* [Exercise instructions] Look through the data below. Pick out the lines holding the string "Córdoba".

---+---

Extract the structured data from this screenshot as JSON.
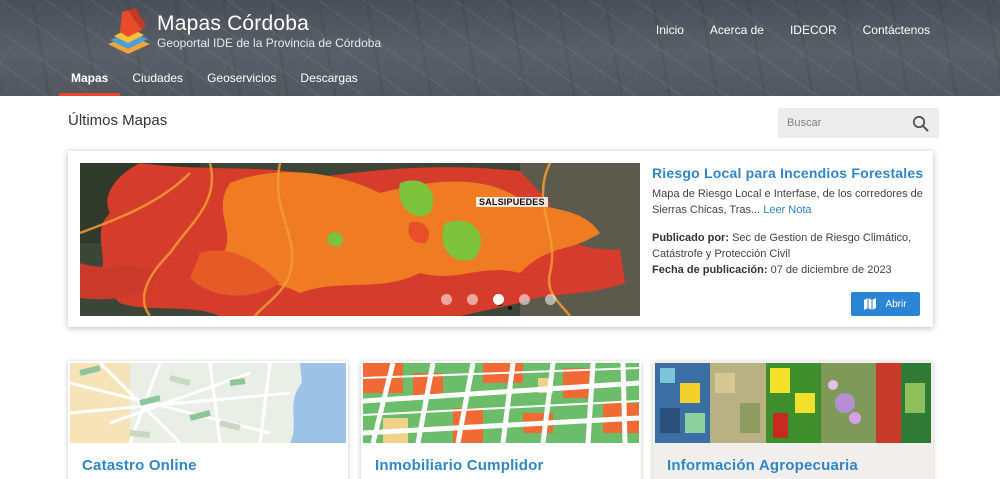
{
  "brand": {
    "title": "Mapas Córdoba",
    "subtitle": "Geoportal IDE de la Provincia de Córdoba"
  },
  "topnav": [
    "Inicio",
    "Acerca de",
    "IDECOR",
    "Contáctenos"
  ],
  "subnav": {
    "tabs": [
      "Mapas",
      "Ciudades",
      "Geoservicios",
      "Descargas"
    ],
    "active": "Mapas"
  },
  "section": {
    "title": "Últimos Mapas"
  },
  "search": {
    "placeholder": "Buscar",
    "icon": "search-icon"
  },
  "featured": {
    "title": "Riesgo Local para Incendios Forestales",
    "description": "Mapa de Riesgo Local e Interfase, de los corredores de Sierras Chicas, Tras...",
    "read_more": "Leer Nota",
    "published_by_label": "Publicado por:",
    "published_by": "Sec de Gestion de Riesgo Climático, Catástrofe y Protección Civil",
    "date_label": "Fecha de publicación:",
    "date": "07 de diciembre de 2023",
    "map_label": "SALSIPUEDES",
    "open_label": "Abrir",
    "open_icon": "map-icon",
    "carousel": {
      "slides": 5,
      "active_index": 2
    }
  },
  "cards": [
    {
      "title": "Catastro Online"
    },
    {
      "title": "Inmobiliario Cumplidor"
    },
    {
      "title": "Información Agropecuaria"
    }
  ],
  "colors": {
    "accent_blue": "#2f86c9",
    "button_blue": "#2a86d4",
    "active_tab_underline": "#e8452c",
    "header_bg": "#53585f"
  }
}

---+---

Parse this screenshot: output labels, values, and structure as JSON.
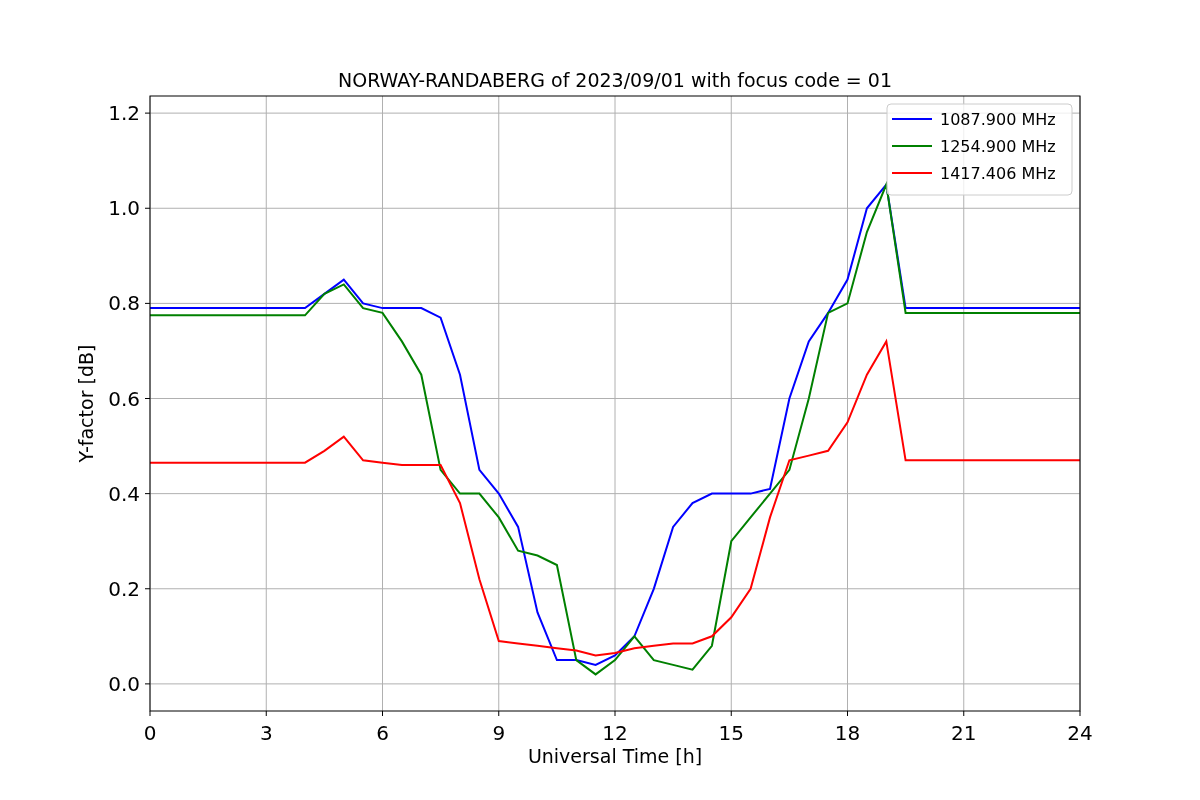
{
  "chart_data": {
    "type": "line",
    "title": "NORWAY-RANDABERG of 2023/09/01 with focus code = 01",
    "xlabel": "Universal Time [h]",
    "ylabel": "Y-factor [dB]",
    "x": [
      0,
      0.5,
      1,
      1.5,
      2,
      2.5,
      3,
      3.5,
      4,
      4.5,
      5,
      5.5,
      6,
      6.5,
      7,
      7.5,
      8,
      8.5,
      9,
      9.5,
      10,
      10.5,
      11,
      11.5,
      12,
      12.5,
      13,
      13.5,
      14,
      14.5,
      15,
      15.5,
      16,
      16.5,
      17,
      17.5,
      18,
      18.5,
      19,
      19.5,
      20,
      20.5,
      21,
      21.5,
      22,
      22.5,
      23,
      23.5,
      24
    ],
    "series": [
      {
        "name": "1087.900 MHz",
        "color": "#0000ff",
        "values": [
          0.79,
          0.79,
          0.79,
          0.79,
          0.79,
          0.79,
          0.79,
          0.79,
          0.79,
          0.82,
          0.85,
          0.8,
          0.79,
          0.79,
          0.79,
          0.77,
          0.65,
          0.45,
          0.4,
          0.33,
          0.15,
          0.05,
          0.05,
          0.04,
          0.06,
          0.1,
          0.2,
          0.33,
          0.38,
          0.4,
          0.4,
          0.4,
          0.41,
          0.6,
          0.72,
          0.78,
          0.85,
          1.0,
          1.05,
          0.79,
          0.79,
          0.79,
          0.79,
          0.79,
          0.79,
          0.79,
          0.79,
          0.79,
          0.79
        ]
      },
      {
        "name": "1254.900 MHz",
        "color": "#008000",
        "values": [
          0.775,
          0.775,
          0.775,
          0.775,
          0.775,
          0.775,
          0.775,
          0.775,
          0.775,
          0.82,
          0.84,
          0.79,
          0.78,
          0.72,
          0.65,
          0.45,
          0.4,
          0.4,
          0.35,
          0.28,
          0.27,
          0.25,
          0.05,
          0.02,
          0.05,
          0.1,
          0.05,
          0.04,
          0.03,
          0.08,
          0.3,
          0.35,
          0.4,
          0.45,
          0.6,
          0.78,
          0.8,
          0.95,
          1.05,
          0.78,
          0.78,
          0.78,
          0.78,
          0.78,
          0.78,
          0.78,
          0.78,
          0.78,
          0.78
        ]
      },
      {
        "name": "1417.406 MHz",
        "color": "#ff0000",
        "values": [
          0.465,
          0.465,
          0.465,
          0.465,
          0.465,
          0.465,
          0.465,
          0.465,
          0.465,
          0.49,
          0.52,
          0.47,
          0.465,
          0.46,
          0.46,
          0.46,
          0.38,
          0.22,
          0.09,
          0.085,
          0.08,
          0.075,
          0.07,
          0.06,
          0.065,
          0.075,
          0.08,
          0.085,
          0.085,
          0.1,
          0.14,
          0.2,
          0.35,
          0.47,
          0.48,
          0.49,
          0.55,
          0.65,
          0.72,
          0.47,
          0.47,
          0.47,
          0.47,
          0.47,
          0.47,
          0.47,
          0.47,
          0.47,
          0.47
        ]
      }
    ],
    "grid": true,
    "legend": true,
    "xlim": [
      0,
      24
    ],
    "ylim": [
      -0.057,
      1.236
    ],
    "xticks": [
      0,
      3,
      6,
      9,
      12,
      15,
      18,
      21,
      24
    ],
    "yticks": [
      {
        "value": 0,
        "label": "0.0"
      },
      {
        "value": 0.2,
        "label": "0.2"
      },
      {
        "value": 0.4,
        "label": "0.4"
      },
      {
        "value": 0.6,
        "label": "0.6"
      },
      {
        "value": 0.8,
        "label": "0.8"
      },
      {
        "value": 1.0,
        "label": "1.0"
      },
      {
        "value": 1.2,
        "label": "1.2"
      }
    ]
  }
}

---+---

* [Correct answer]
    "title": "Mapas Córdoba",
    "subtitle": "Geoportal IDE de la Provincia de Córdoba"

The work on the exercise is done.